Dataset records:
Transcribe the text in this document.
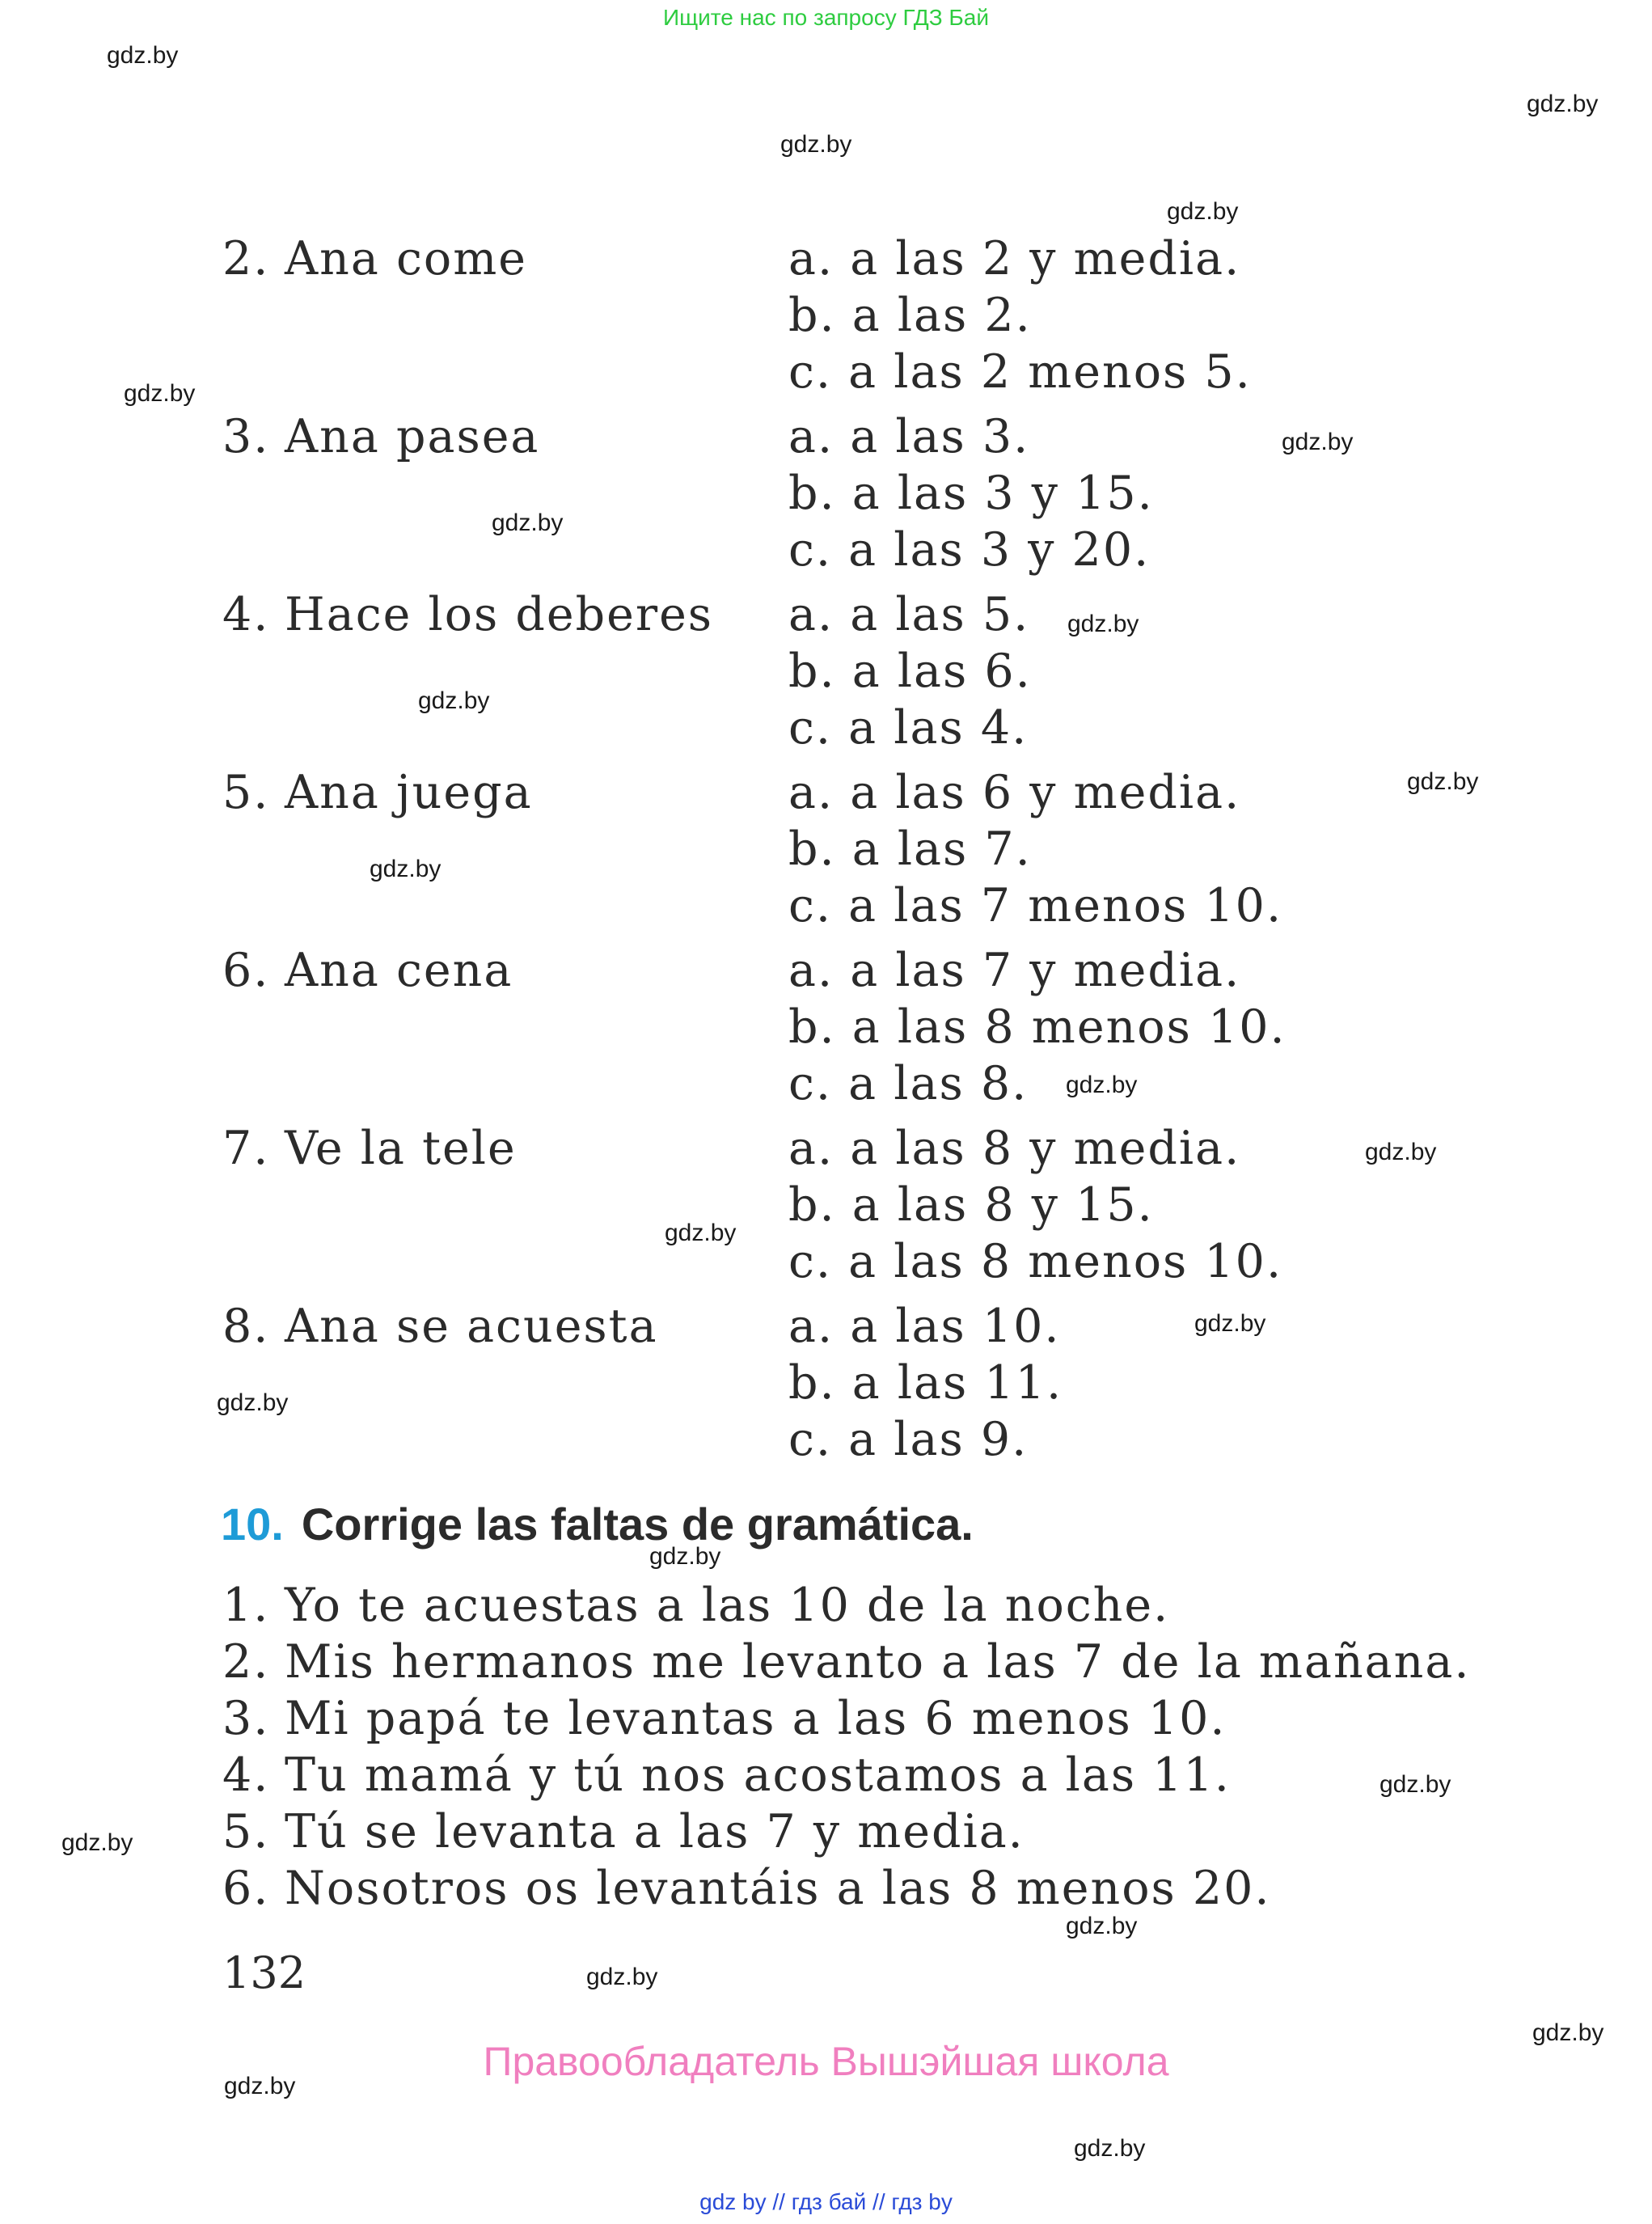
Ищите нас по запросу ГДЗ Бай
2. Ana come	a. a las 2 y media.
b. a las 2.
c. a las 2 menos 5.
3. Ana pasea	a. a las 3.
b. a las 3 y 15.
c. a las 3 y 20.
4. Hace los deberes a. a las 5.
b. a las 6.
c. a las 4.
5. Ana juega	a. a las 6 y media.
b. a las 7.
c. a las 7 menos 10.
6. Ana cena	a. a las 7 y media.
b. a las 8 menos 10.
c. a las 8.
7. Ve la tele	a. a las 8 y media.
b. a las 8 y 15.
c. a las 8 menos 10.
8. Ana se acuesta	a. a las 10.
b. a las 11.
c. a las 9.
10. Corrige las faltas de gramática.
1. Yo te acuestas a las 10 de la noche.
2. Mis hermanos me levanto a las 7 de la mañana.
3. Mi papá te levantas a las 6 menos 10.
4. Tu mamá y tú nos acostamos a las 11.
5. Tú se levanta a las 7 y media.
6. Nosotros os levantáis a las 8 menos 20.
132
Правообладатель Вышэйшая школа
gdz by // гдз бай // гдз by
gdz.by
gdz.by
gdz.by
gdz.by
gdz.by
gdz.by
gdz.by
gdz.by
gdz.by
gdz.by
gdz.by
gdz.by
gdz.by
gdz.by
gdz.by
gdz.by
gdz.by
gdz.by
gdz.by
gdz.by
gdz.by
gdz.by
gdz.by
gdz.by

* * *

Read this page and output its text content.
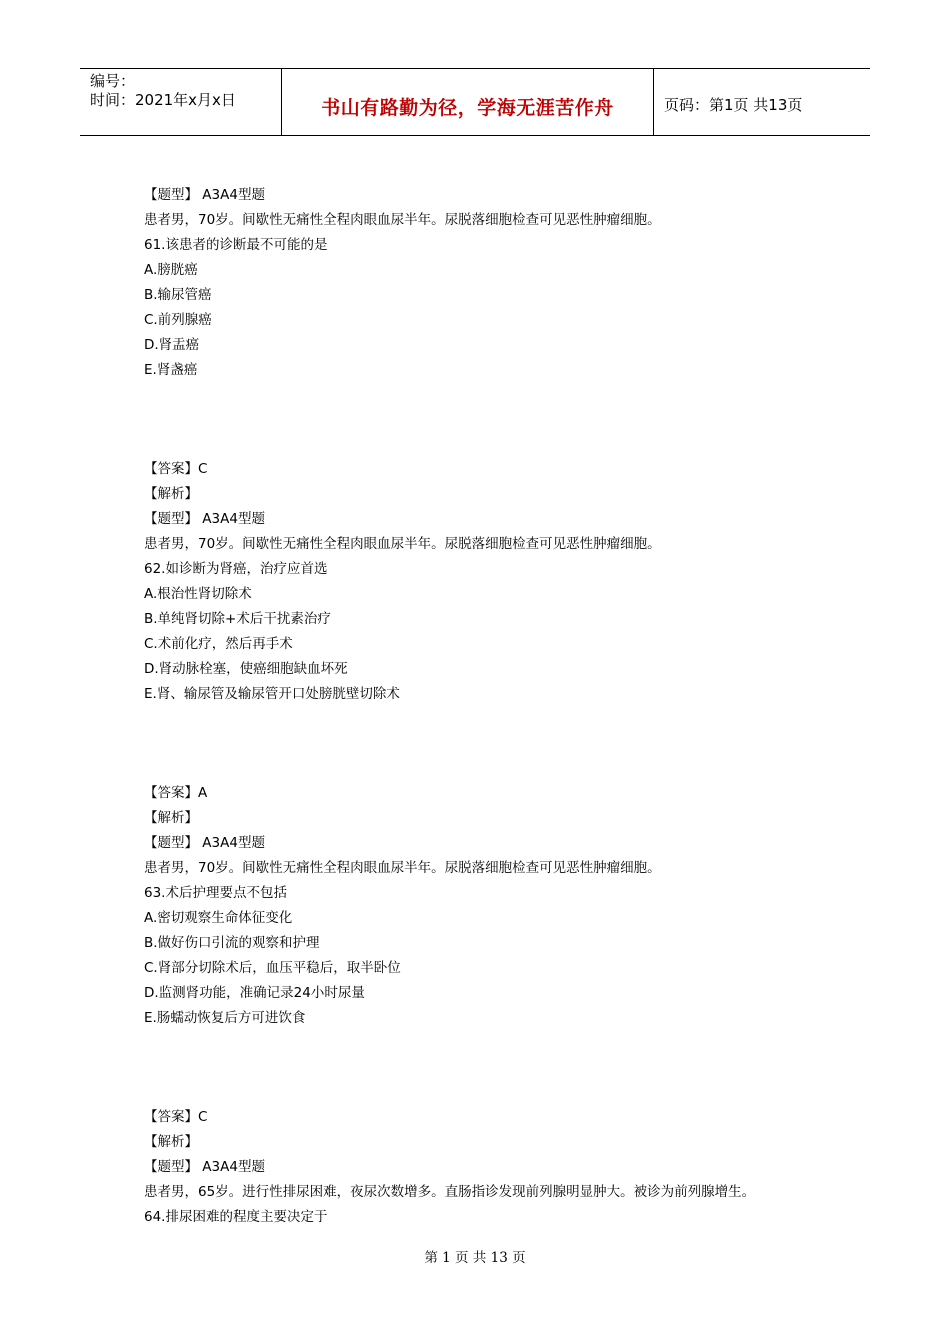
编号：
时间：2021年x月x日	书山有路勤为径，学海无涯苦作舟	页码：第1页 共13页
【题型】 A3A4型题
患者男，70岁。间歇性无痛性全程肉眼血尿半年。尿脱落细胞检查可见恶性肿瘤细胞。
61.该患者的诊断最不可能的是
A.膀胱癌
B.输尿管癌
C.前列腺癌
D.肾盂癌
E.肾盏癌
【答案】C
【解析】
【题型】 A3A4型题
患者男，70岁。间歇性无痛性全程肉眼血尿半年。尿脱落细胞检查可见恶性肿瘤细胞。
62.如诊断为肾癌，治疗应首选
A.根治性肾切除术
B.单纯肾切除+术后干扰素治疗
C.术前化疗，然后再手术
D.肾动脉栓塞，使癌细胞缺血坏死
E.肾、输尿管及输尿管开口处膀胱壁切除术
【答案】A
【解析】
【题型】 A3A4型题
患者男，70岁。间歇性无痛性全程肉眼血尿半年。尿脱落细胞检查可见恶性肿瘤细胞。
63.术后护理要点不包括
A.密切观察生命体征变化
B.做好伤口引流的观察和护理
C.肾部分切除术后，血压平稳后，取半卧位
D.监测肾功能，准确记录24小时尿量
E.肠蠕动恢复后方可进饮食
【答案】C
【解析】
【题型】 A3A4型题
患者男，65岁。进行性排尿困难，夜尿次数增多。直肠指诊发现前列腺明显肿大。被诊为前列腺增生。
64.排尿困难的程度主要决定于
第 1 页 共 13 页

- _Task details_
Where does the word "text" appear? Return each line that holds it.

- _Result_
Transcribe the text in this document.
Read this page and output its text content.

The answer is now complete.